## WRITTEN PROBLEM
Copy out the data exactly, leaving the pictures behind.

## DATASET RECORDS
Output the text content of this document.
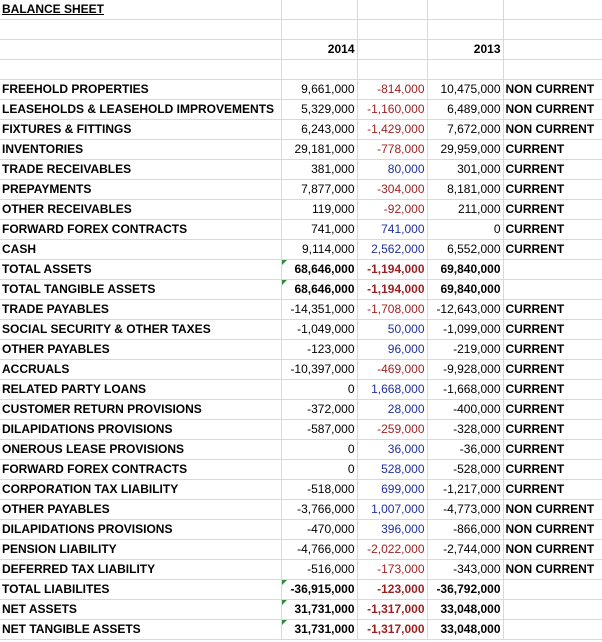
BALANCE SHEET				

	2014		2013	

FREEHOLD PROPERTIES	9,661,000	-814,000	10,475,000	NON CURRENT
LEASEHOLDS & LEASEHOLD IMPROVEMENTS	5,329,000	-1,160,000	6,489,000	NON CURRENT
FIXTURES & FITTINGS	6,243,000	-1,429,000	7,672,000	NON CURRENT
INVENTORIES	29,181,000	-778,000	29,959,000	CURRENT
TRADE RECEIVABLES	381,000	80,000	301,000	CURRENT
PREPAYMENTS	7,877,000	-304,000	8,181,000	CURRENT
OTHER RECEIVABLES	119,000	-92,000	211,000	CURRENT
FORWARD FOREX CONTRACTS	741,000	741,000	0	CURRENT
CASH	9,114,000	2,562,000	6,552,000	CURRENT
TOTAL ASSETS	68,646,000	-1,194,000	69,840,000	
TOTAL TANGIBLE ASSETS	68,646,000	-1,194,000	69,840,000	
TRADE PAYABLES	-14,351,000	-1,708,000	-12,643,000	CURRENT
SOCIAL SECURITY & OTHER TAXES	-1,049,000	50,000	-1,099,000	CURRENT
OTHER PAYABLES	-123,000	96,000	-219,000	CURRENT
ACCRUALS	-10,397,000	-469,000	-9,928,000	CURRENT
RELATED PARTY LOANS	0	1,668,000	-1,668,000	CURRENT
CUSTOMER RETURN PROVISIONS	-372,000	28,000	-400,000	CURRENT
DILAPIDATIONS PROVISIONS	-587,000	-259,000	-328,000	CURRENT
ONEROUS LEASE PROVISIONS	0	36,000	-36,000	CURRENT
FORWARD FOREX CONTRACTS	0	528,000	-528,000	CURRENT
CORPORATION TAX LIABILITY	-518,000	699,000	-1,217,000	CURRENT
OTHER PAYABLES	-3,766,000	1,007,000	-4,773,000	NON CURRENT
DILAPIDATIONS PROVISIONS	-470,000	396,000	-866,000	NON CURRENT
PENSION LIABILITY	-4,766,000	-2,022,000	-2,744,000	NON CURRENT
DEFERRED TAX LIABILITY	-516,000	-173,000	-343,000	NON CURRENT
TOTAL LIABILITES	-36,915,000	-123,000	-36,792,000	
NET ASSETS	31,731,000	-1,317,000	33,048,000	
NET TANGIBLE ASSETS	31,731,000	-1,317,000	33,048,000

## TASK ANSWER
Output the text content of this document.
BALANCE SHEET				

	2014		2013	

FREEHOLD PROPERTIES	9,661,000	-814,000	10,475,000	NON CURRENT
LEASEHOLDS & LEASEHOLD IMPROVEMENTS	5,329,000	-1,160,000	6,489,000	NON CURRENT
FIXTURES & FITTINGS	6,243,000	-1,429,000	7,672,000	NON CURRENT
INVENTORIES	29,181,000	-778,000	29,959,000	CURRENT
TRADE RECEIVABLES	381,000	80,000	301,000	CURRENT
PREPAYMENTS	7,877,000	-304,000	8,181,000	CURRENT
OTHER RECEIVABLES	119,000	-92,000	211,000	CURRENT
FORWARD FOREX CONTRACTS	741,000	741,000	0	CURRENT
CASH	9,114,000	2,562,000	6,552,000	CURRENT
TOTAL ASSETS	68,646,000	-1,194,000	69,840,000	
TOTAL TANGIBLE ASSETS	68,646,000	-1,194,000	69,840,000	
TRADE PAYABLES	-14,351,000	-1,708,000	-12,643,000	CURRENT
SOCIAL SECURITY & OTHER TAXES	-1,049,000	50,000	-1,099,000	CURRENT
OTHER PAYABLES	-123,000	96,000	-219,000	CURRENT
ACCRUALS	-10,397,000	-469,000	-9,928,000	CURRENT
RELATED PARTY LOANS	0	1,668,000	-1,668,000	CURRENT
CUSTOMER RETURN PROVISIONS	-372,000	28,000	-400,000	CURRENT
DILAPIDATIONS PROVISIONS	-587,000	-259,000	-328,000	CURRENT
ONEROUS LEASE PROVISIONS	0	36,000	-36,000	CURRENT
FORWARD FOREX CONTRACTS	0	528,000	-528,000	CURRENT
CORPORATION TAX LIABILITY	-518,000	699,000	-1,217,000	CURRENT
OTHER PAYABLES	-3,766,000	1,007,000	-4,773,000	NON CURRENT
DILAPIDATIONS PROVISIONS	-470,000	396,000	-866,000	NON CURRENT
PENSION LIABILITY	-4,766,000	-2,022,000	-2,744,000	NON CURRENT
DEFERRED TAX LIABILITY	-516,000	-173,000	-343,000	NON CURRENT
TOTAL LIABILITES	-36,915,000	-123,000	-36,792,000	
NET ASSETS	31,731,000	-1,317,000	33,048,000	
NET TANGIBLE ASSETS	31,731,000	-1,317,000	33,048,000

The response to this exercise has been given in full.